**Do this**
Copy the listing below line by line, without changing any character.

---- Task inputs

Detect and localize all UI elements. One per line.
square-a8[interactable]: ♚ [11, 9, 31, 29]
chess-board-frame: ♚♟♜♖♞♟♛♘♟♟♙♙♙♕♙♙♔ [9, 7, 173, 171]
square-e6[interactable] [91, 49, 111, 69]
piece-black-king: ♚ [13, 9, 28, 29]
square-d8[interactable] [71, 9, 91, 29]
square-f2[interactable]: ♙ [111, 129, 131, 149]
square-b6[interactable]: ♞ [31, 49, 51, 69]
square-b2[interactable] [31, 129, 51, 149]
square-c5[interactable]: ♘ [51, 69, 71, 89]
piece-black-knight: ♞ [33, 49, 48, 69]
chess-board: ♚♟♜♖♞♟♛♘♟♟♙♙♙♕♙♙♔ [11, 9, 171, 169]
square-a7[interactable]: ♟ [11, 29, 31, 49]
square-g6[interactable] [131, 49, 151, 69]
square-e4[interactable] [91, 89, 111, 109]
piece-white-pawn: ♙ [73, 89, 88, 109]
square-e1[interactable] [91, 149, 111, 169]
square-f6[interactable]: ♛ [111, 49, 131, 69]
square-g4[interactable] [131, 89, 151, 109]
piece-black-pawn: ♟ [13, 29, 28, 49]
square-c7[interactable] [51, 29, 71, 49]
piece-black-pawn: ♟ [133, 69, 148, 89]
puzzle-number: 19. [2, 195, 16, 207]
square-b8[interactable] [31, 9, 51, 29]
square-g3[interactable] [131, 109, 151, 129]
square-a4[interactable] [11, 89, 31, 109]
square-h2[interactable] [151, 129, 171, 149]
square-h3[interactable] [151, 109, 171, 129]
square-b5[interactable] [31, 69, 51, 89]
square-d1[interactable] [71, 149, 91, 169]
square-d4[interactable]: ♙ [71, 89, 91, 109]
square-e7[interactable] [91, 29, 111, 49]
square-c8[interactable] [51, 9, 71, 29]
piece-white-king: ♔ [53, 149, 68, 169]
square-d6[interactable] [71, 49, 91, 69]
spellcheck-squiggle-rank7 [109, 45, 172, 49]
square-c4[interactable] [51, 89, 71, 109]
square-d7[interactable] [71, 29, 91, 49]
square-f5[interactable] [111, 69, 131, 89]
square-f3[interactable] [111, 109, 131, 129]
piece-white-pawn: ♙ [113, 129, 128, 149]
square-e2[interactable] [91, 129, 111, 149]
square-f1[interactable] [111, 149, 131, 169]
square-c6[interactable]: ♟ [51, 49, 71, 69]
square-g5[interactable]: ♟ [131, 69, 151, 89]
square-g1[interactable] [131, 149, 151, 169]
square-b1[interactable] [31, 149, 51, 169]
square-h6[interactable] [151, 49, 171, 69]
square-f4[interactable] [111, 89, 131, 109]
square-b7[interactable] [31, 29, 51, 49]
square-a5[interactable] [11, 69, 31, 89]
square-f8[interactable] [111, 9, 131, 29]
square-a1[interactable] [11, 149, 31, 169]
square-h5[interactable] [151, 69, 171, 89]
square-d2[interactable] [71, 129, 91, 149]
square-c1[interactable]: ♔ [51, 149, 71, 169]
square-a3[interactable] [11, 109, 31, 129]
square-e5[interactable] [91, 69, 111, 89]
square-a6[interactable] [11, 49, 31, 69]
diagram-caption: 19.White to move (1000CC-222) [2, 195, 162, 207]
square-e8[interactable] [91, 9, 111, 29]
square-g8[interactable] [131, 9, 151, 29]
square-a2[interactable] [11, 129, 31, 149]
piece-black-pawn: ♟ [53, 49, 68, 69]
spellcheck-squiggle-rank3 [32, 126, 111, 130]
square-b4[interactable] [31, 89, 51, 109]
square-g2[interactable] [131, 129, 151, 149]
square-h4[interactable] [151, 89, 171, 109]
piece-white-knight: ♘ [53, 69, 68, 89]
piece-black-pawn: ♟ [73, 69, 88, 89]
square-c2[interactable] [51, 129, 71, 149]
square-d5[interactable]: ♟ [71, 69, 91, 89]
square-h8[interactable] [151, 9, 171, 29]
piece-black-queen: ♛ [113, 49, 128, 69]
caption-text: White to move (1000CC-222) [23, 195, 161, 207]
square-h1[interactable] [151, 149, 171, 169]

--------

**Answer to the task**
Detect and localize all UI elements. One per line.
square-a8[interactable]: ♚ [11, 9, 31, 29]
chess-board-frame: ♚♟♜♖♞♟♛♘♟♟♙♙♙♕♙♙♔ [9, 7, 173, 171]
square-e6[interactable] [91, 49, 111, 69]
piece-black-king: ♚ [13, 9, 28, 29]
square-d8[interactable] [71, 9, 91, 29]
square-f2[interactable]: ♙ [111, 129, 131, 149]
square-b6[interactable]: ♞ [31, 49, 51, 69]
square-b2[interactable] [31, 129, 51, 149]
square-c5[interactable]: ♘ [51, 69, 71, 89]
piece-black-knight: ♞ [33, 49, 48, 69]
chess-board: ♚♟♜♖♞♟♛♘♟♟♙♙♙♕♙♙♔ [11, 9, 171, 169]
square-a7[interactable]: ♟ [11, 29, 31, 49]
square-g6[interactable] [131, 49, 151, 69]
square-e4[interactable] [91, 89, 111, 109]
piece-white-pawn: ♙ [73, 89, 88, 109]
square-e1[interactable] [91, 149, 111, 169]
square-f6[interactable]: ♛ [111, 49, 131, 69]
square-g4[interactable] [131, 89, 151, 109]
piece-black-pawn: ♟ [13, 29, 28, 49]
square-c7[interactable] [51, 29, 71, 49]
piece-black-pawn: ♟ [133, 69, 148, 89]
puzzle-number: 19. [2, 195, 16, 207]
square-b8[interactable] [31, 9, 51, 29]
square-g3[interactable] [131, 109, 151, 129]
square-a4[interactable] [11, 89, 31, 109]
square-h2[interactable] [151, 129, 171, 149]
square-h3[interactable] [151, 109, 171, 129]
square-b5[interactable] [31, 69, 51, 89]
square-d1[interactable] [71, 149, 91, 169]
square-d4[interactable]: ♙ [71, 89, 91, 109]
square-e7[interactable] [91, 29, 111, 49]
square-c8[interactable] [51, 9, 71, 29]
piece-white-king: ♔ [53, 149, 68, 169]
square-d6[interactable] [71, 49, 91, 69]
spellcheck-squiggle-rank7 [109, 45, 172, 49]
square-c4[interactable] [51, 89, 71, 109]
square-d7[interactable] [71, 29, 91, 49]
square-f5[interactable] [111, 69, 131, 89]
square-f3[interactable] [111, 109, 131, 129]
piece-white-pawn: ♙ [113, 129, 128, 149]
square-e2[interactable] [91, 129, 111, 149]
square-f1[interactable] [111, 149, 131, 169]
square-c6[interactable]: ♟ [51, 49, 71, 69]
square-g5[interactable]: ♟ [131, 69, 151, 89]
square-g1[interactable] [131, 149, 151, 169]
square-b1[interactable] [31, 149, 51, 169]
square-h6[interactable] [151, 49, 171, 69]
square-f4[interactable] [111, 89, 131, 109]
square-b7[interactable] [31, 29, 51, 49]
square-a5[interactable] [11, 69, 31, 89]
square-f8[interactable] [111, 9, 131, 29]
square-a1[interactable] [11, 149, 31, 169]
square-h5[interactable] [151, 69, 171, 89]
square-d2[interactable] [71, 129, 91, 149]
square-c1[interactable]: ♔ [51, 149, 71, 169]
square-a3[interactable] [11, 109, 31, 129]
square-e5[interactable] [91, 69, 111, 89]
square-a6[interactable] [11, 49, 31, 69]
diagram-caption: 19.White to move (1000CC-222) [2, 195, 162, 207]
square-e8[interactable] [91, 9, 111, 29]
square-g8[interactable] [131, 9, 151, 29]
square-a2[interactable] [11, 129, 31, 149]
piece-black-pawn: ♟ [53, 49, 68, 69]
spellcheck-squiggle-rank3 [32, 126, 111, 130]
square-b4[interactable] [31, 89, 51, 109]
square-g2[interactable] [131, 129, 151, 149]
square-h4[interactable] [151, 89, 171, 109]
piece-white-knight: ♘ [53, 69, 68, 89]
piece-black-pawn: ♟ [73, 69, 88, 89]
square-c2[interactable] [51, 129, 71, 149]
square-d5[interactable]: ♟ [71, 69, 91, 89]
square-h8[interactable] [151, 9, 171, 29]
piece-black-queen: ♛ [113, 49, 128, 69]
caption-text: White to move (1000CC-222) [23, 195, 161, 207]
square-h1[interactable] [151, 149, 171, 169]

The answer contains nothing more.